* Texto dado *

En esa misma vereda, el pasado viernes 1 de octubre, como parte de la conmemoración de los 30 años del homicidio, Rodrigo Londoño, excomandante de las Farc y ahora jefe del Partido Comunes; Pastor Alape y Carlos Iván Peña, excomandantes del Bloque del Magdalena Medio que operaba en la zona, y otro grupo de excombatientes reconocieron públicamente el crimen y pidieron perdón a la comunidad.
El reconocimiento hace parte de un proceso de construcción de confianza que inició desde febrero como un diálogo entre diferentes actores. En este, los firmantes del Acuerdo de Paz, junto representantes de la Jurisdicción Especial para la Paz (JEP), la Comisión de la Verdad, la Universidad Industrial de Santander y la Asociación de Municipios de la Provincia de Vélez recorrieron caseríos, como Plan de Armas, Miralindo, San Ignacio del Opón, la Aragua y Santa Helena del Opón, donde más se vivió el conflicto armado y hablaron con las víctimas para comprender los efectos de esa guerra en la que, además de los frentes 23, 24 y 46 de las Farc, participaron el Frente Capitán Parmenio de la guerrilla del ELN y las autodefensas de San Juan Bosco de La Verde .
El mayor reclamo durante estos diálogos y el acto de reconocimiento fue por el estancamiento del desarrollo social en la región, que además fue el motivo de lucha del padre Beltrán durante sus 40 años de sacerdocio.
“Un gigante en miniatura”

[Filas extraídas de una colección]
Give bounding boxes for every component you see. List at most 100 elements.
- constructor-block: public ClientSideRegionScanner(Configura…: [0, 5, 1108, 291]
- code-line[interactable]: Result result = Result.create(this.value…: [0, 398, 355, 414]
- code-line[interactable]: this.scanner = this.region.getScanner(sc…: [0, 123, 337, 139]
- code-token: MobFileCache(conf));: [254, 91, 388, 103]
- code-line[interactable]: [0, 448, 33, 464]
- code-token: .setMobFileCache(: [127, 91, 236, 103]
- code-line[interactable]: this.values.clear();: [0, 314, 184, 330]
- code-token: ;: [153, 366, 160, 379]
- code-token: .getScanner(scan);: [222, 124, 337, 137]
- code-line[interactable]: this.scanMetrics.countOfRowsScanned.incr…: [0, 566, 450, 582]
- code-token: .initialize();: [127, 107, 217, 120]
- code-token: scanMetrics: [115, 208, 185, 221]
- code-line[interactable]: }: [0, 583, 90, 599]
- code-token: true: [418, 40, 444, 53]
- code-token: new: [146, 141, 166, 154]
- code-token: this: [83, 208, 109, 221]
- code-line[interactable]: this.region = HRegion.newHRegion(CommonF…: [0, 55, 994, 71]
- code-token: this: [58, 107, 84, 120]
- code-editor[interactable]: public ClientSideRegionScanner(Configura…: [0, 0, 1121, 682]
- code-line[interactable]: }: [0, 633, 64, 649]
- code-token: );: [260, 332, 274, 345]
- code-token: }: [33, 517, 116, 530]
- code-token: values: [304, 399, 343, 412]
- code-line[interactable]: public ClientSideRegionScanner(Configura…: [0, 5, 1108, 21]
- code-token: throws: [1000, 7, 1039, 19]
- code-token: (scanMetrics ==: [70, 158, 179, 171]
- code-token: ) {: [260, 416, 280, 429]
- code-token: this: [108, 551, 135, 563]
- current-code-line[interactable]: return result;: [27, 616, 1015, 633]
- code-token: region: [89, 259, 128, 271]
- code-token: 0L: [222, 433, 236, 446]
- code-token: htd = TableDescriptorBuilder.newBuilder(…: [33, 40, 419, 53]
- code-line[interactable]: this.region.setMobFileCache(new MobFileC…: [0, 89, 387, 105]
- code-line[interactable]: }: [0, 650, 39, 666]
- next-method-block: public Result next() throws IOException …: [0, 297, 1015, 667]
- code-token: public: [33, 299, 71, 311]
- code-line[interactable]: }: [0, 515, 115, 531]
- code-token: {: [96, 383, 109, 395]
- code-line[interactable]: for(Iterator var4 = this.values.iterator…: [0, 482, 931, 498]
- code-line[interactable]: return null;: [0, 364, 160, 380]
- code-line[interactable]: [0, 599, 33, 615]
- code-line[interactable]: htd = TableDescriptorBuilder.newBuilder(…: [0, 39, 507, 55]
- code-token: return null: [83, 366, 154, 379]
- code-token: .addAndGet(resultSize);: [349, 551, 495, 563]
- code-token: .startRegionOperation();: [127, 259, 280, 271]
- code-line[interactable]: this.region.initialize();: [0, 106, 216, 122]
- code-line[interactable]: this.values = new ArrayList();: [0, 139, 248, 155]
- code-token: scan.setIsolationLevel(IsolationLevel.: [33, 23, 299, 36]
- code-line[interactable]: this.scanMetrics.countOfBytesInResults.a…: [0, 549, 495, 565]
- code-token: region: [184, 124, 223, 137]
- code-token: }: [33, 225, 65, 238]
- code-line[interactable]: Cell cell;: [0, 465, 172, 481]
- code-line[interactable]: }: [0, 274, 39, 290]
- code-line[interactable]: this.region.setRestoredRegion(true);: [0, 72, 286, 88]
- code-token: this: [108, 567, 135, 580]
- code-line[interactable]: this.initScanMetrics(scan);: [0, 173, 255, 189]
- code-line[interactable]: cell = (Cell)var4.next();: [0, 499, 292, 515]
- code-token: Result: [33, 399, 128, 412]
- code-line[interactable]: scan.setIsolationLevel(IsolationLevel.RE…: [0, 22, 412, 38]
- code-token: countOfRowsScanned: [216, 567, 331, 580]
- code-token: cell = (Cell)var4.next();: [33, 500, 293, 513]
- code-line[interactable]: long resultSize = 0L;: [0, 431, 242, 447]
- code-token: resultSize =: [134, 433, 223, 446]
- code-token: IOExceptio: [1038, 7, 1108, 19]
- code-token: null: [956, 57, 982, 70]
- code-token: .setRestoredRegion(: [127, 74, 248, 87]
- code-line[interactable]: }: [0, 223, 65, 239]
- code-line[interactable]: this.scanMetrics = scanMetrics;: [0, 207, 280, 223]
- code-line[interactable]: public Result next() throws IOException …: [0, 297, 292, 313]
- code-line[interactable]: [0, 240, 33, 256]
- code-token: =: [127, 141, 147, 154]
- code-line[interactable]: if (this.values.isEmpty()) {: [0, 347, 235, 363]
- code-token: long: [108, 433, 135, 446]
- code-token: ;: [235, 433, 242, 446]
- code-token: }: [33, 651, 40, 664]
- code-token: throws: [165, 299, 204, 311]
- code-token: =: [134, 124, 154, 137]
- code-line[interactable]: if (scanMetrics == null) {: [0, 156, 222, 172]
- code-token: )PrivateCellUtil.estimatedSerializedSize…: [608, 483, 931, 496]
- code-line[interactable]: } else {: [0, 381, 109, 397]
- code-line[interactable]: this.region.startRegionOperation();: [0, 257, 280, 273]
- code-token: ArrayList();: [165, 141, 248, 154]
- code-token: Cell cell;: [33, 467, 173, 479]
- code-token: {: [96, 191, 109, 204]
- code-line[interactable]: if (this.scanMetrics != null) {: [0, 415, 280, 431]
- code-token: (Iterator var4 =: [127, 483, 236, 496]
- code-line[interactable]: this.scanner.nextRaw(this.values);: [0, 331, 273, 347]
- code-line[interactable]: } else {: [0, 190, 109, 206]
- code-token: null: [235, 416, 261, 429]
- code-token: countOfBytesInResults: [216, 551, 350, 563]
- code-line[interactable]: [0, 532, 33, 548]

* Objetivos *
A. Imprime completo el texto sobre el acto de reconocimiento de los excomandantes de las Farc.
B. Por favor, organiza como una lista JSON de cadenas las filas, desde su comienzo hasta la línea que contiene "123, 337, 139]", ambas incluidas. Pon una cadena por cada línea y omite las líneas en blanco.

* Respuestas *
A.
En esa misma vereda, el pasado viernes 1 de octubre, como parte de la conmemoración de los 30 años del homicidio, Rodrigo Londoño, excomandante de las Farc y ahora jefe del Partido Comunes; Pastor Alape y Carlos Iván Peña, excomandantes del Bloque del Magdalena Medio que operaba en la zona, y otro grupo de excombatientes reconocieron públicamente el crimen y pidieron perdón a la comunidad.
El reconocimiento hace parte de un proceso de construcción de confianza que inició desde febrero como un diálogo entre diferentes actores. En este, los firmantes del Acuerdo de Paz, junto representantes de la Jurisdicción Especial para la Paz (JEP), la Comisión de la Verdad, la Universidad Industrial de Santander y la Asociación de Municipios de la Provincia de Vélez recorrieron caseríos, como Plan de Armas, Miralindo, San Ignacio del Opón, la Aragua y Santa Helena del Opón, donde más se vivió el conflicto armado y hablaron con las víctimas para comprender los efectos de esa guerra en la que, además de los frentes 23, 24 y 46 de las Farc, participaron el Frente Capitán Parmenio de la guerrilla del ELN y las autodefensas de San Juan Bosco de La Verde .
El mayor reclamo durante estos diálogos y el acto de reconocimiento fue por el estancamiento del desarrollo social en la región, que además fue el motivo de lucha del padre Beltrán durante sus 40 años de sacerdocio.
“Un gigante en miniatura”

B.
[
  "Give bounding boxes for every component you see. List at most 100 elements.",
  "- constructor-block: public ClientSideRegionScanner(Configura…: [0, 5, 1108, 291]",
  "- code-line[interactable]: Result result = Result.create(this.value…: [0, 398, 355, 414]",
  "- code-line[interactable]: this.scanner = this.region.getScanner(sc…: [0, 123, 337, 139]"
]